— The problem —
In the material below, find all lines with the string "algoritmo" and copy them.

— Material provided —

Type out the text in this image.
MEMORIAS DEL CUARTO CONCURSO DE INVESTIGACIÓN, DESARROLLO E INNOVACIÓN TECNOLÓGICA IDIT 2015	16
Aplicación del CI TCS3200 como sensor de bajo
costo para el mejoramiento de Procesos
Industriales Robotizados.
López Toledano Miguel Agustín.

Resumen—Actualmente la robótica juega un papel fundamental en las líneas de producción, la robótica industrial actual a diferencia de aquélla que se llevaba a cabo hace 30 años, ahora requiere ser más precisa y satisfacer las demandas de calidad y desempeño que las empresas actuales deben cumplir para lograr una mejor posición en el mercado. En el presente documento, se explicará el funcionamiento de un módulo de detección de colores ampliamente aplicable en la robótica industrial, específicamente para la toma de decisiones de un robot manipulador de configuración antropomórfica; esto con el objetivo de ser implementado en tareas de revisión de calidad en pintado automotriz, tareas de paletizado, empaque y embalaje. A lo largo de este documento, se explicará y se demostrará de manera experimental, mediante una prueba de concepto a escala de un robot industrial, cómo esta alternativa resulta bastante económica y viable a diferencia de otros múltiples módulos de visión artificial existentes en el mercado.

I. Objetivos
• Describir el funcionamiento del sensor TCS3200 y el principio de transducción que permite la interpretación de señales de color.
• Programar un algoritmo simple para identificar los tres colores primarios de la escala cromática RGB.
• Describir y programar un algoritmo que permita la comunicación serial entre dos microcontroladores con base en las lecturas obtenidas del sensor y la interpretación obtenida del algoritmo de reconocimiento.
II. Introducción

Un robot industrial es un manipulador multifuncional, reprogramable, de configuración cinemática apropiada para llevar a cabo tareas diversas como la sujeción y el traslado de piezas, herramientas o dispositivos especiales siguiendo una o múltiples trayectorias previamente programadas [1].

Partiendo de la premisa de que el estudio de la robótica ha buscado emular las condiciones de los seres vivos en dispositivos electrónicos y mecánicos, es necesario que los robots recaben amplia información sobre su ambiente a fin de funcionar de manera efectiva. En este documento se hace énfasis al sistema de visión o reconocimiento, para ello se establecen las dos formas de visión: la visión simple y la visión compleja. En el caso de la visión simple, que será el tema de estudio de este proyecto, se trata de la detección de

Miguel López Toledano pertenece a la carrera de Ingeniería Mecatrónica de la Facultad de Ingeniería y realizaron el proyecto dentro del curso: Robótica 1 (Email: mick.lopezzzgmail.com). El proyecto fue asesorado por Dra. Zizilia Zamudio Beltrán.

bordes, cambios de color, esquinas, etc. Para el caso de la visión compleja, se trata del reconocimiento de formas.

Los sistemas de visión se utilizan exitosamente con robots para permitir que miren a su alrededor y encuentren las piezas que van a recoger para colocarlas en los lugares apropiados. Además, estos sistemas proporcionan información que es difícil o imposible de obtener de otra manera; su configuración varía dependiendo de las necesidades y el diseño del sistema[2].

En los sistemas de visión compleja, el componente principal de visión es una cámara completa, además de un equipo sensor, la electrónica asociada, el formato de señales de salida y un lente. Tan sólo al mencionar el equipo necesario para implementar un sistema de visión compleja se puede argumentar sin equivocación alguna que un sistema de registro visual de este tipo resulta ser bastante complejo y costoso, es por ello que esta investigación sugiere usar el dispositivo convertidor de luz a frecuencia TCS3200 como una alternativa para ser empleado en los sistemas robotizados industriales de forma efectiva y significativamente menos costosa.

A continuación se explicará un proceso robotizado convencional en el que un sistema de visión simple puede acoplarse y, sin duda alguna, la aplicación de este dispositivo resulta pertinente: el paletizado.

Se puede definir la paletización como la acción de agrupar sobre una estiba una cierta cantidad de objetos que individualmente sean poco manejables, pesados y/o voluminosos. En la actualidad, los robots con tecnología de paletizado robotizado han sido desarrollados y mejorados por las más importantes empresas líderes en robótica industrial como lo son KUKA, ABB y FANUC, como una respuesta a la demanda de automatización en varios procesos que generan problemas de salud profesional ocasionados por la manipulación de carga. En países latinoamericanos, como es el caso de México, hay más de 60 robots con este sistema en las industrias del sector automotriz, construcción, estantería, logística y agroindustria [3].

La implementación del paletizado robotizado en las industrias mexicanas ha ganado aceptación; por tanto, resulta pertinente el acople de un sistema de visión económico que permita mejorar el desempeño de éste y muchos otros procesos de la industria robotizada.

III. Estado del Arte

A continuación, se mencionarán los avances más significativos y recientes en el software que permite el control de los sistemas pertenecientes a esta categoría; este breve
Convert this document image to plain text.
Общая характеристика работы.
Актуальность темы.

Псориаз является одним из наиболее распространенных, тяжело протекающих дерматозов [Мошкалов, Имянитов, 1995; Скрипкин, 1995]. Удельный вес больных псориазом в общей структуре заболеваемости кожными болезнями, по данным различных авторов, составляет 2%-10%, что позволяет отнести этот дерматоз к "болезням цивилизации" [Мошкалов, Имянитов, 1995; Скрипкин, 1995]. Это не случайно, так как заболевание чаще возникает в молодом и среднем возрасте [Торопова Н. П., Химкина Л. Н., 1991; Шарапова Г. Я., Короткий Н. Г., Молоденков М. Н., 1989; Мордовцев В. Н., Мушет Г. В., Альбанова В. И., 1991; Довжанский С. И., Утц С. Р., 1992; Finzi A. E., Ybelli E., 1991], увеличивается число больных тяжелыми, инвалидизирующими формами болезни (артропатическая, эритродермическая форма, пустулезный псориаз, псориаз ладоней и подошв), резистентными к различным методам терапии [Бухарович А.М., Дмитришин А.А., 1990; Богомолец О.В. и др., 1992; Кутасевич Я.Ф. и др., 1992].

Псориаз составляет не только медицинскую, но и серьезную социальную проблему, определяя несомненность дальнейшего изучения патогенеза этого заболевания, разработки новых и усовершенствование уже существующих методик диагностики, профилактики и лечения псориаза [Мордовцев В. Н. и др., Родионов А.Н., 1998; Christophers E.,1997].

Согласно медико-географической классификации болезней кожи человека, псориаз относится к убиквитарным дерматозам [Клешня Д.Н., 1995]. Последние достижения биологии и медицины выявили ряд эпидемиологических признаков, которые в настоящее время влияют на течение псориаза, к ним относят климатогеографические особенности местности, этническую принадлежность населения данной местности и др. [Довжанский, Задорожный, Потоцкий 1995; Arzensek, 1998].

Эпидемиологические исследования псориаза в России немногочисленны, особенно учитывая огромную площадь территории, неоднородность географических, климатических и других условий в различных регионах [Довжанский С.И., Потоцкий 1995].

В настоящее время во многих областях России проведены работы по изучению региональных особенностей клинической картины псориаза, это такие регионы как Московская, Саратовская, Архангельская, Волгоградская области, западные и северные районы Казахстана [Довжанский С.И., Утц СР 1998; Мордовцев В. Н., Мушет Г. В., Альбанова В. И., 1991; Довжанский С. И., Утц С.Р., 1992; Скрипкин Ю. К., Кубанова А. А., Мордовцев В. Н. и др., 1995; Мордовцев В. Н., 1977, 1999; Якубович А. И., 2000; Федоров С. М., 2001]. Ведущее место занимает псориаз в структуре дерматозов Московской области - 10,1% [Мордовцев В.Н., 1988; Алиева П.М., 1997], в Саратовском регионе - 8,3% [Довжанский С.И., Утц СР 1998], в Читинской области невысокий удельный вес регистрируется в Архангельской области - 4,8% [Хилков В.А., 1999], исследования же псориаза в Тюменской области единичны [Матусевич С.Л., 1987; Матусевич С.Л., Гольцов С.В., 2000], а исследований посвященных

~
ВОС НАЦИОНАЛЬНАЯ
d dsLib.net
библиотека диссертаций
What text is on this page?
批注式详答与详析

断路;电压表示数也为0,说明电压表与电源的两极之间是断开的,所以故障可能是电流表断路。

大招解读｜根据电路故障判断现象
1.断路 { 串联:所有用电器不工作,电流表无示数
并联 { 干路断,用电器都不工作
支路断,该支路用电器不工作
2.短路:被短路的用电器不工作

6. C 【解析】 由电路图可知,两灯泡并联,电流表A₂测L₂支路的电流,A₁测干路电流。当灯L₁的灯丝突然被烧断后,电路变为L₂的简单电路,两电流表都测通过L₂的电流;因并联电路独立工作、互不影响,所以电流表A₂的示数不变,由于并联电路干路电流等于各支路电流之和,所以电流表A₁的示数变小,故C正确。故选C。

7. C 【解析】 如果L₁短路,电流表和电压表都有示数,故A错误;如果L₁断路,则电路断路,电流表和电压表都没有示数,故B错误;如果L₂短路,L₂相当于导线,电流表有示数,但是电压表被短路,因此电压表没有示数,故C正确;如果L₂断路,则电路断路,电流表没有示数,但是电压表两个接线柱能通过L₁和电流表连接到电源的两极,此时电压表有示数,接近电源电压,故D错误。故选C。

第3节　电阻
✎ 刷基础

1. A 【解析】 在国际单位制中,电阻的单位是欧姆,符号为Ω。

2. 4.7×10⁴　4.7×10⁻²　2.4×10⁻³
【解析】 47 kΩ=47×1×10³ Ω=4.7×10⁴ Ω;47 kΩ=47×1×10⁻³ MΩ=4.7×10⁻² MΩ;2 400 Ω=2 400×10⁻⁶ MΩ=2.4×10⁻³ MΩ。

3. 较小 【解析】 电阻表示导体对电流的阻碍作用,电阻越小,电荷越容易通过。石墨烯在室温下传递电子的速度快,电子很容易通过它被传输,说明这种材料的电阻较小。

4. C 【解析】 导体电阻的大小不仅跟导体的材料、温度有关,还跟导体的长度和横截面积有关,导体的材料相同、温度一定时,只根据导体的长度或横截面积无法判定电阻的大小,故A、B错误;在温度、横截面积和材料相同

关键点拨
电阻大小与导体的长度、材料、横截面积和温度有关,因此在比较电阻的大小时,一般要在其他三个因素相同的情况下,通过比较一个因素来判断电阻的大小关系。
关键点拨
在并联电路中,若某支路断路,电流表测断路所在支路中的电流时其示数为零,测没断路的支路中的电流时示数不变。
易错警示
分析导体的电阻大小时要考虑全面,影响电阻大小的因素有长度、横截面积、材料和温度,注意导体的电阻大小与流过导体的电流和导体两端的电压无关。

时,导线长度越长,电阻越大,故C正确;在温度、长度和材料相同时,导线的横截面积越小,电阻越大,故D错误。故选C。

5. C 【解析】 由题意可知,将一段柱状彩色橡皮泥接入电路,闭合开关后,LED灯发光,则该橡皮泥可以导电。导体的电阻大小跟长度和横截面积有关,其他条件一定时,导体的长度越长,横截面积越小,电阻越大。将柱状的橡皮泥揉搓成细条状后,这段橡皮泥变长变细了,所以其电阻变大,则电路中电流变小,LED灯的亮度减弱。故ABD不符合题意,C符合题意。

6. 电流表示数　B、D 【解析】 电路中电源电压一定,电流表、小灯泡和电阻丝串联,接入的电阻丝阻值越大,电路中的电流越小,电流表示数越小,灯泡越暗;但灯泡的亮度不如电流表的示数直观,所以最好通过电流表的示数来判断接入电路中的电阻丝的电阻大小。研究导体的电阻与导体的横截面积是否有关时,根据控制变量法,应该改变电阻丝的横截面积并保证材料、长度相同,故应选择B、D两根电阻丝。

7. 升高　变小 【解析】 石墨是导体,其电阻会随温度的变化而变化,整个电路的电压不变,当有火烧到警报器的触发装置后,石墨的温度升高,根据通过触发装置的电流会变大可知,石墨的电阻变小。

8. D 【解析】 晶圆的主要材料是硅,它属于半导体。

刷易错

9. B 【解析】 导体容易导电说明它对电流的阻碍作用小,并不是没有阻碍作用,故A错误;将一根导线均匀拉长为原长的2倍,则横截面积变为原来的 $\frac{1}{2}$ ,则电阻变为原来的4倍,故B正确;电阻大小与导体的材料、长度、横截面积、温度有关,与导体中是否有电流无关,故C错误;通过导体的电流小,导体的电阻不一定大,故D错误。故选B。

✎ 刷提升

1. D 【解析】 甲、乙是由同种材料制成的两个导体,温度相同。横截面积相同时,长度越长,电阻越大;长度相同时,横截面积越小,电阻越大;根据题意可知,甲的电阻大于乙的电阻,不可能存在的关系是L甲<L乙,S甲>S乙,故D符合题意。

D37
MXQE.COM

— In response —
• Programar un algoritmo simple para identificar los tres colores primarios de la escala cromática RGB.
• Describir y programar un algoritmo que permita la comunicación serial entre dos microcontroladores con base en las lecturas obtenidas del sensor y la interpretación obtenida del algoritmo de reconocimiento.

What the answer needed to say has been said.